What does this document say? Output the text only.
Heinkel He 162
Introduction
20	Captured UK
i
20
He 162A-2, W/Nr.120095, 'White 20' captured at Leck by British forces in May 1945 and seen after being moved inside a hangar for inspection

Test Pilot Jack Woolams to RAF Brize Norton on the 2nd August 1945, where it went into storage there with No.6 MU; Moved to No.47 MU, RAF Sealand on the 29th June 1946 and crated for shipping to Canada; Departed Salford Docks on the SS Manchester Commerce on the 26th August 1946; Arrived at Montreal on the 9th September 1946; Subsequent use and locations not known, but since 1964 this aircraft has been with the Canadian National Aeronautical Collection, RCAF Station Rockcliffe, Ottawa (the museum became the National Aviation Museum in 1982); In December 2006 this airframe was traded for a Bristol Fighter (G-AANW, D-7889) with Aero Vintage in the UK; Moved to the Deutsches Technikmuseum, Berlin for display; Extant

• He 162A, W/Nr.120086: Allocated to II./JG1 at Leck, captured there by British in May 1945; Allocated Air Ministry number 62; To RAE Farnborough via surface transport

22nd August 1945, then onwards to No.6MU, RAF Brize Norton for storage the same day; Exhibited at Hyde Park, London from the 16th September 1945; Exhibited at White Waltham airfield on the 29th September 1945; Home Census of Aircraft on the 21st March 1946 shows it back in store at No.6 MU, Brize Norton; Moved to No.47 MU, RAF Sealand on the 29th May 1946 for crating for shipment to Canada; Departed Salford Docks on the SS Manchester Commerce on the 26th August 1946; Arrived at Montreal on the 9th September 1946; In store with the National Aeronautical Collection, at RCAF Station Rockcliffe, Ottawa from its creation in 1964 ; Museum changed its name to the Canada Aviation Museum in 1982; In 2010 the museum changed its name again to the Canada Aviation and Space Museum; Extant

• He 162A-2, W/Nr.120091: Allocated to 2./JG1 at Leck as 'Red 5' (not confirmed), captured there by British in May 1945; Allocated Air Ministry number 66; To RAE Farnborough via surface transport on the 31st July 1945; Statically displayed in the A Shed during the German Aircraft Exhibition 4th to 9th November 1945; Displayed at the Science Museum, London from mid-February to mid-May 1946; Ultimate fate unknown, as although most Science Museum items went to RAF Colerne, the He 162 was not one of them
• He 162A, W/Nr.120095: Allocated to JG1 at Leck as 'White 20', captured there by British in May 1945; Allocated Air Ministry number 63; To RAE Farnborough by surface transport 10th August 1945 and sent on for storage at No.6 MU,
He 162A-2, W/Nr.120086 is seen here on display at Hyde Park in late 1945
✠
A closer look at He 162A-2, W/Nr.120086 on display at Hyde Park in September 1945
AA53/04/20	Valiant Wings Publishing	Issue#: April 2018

================================

Stated exercise:
Among the lines of the data above, count those holding "seen" and state only the number.

Correct answer:
2